[Data to process]
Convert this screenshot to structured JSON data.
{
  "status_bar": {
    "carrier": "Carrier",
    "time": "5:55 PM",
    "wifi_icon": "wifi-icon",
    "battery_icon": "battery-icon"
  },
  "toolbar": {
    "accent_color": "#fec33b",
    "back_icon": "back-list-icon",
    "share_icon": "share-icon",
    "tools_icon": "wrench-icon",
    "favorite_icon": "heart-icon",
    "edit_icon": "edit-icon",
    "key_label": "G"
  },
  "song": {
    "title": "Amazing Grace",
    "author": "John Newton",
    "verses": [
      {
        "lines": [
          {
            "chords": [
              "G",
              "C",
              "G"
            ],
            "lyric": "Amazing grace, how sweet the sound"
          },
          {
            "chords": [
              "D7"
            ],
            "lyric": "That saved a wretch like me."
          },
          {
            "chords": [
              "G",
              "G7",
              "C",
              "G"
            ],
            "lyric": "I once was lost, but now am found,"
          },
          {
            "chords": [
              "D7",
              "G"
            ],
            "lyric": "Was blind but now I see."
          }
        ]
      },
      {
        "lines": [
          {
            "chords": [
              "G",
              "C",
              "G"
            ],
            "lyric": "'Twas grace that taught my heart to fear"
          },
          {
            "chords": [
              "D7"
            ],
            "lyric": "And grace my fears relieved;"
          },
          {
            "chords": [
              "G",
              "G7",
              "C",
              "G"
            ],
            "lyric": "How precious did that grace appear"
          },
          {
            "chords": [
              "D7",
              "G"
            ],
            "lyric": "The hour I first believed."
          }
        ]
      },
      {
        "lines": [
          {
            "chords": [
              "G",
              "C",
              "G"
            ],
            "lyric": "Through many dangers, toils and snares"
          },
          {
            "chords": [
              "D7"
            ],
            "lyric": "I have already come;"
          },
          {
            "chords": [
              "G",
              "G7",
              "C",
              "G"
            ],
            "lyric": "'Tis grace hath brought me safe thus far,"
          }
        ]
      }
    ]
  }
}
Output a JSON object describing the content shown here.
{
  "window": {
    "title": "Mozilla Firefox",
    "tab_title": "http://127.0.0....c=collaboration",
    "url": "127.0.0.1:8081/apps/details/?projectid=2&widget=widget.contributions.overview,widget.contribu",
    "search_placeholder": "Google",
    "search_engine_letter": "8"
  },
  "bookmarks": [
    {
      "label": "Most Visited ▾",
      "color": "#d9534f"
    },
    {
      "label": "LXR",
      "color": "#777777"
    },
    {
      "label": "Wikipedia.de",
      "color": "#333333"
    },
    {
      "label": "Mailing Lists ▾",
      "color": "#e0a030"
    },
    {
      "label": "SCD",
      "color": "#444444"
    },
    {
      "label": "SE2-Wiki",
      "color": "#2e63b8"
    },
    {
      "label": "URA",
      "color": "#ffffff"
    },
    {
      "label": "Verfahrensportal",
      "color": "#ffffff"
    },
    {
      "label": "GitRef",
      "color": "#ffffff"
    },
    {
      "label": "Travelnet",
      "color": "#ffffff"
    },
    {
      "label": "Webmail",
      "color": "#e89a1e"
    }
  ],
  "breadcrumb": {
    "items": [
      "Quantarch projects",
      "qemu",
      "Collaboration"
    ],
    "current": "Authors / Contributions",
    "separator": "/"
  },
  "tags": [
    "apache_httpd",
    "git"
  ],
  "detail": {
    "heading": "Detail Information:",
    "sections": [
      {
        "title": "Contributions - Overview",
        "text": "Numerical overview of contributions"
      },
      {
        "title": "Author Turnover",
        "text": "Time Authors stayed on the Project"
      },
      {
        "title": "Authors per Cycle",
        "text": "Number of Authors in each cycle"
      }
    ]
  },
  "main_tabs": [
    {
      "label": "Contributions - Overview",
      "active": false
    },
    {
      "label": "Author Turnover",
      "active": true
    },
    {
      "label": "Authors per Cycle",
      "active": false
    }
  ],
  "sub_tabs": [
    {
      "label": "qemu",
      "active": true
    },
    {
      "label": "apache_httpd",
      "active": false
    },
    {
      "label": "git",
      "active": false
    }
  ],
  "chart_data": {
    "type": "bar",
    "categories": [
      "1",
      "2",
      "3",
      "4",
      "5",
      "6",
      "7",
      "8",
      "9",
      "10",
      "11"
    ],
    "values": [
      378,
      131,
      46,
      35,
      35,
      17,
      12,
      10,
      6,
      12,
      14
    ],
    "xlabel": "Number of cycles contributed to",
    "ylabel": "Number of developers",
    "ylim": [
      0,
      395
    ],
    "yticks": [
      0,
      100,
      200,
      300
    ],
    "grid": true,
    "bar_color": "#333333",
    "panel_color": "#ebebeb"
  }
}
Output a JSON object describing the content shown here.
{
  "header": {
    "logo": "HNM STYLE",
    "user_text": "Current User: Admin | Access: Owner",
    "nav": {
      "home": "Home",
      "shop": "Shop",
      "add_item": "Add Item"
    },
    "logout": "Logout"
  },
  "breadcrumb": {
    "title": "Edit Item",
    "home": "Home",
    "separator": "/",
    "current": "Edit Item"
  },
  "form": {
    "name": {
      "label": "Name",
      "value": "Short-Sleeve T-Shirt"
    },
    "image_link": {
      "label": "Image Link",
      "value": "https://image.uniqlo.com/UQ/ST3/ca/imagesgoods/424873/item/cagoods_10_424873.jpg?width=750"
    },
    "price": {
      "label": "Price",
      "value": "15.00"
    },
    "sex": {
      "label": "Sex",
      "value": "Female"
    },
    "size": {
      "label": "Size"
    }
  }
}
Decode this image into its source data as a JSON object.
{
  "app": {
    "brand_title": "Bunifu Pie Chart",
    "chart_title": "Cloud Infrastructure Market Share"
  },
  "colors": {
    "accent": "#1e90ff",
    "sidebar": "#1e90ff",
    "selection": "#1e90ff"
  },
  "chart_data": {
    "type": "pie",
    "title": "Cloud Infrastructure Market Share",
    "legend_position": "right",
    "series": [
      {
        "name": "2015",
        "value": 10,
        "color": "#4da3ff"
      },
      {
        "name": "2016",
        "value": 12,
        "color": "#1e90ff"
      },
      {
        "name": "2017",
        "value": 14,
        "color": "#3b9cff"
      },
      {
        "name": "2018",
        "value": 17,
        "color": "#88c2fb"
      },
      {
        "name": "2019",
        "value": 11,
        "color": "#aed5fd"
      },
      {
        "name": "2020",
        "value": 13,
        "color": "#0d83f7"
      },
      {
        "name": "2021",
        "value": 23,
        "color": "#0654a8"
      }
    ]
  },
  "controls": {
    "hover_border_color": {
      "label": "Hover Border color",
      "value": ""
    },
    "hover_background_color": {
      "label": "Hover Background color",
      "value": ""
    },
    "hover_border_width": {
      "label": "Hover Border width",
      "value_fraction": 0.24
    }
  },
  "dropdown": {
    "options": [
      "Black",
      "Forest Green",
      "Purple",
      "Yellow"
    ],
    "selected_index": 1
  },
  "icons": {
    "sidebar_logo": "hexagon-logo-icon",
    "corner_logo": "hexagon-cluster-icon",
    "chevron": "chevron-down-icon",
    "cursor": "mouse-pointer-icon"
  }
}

[Given problem] Within the listing above, find every line containing the string "JSON" and return it.

[Exercise solution]
Convert this screenshot to structured JSON data.
Output a JSON object describing the content shown here.
Output a JSON object describing the content shown here.
Decode this image into its source data as a JSON object.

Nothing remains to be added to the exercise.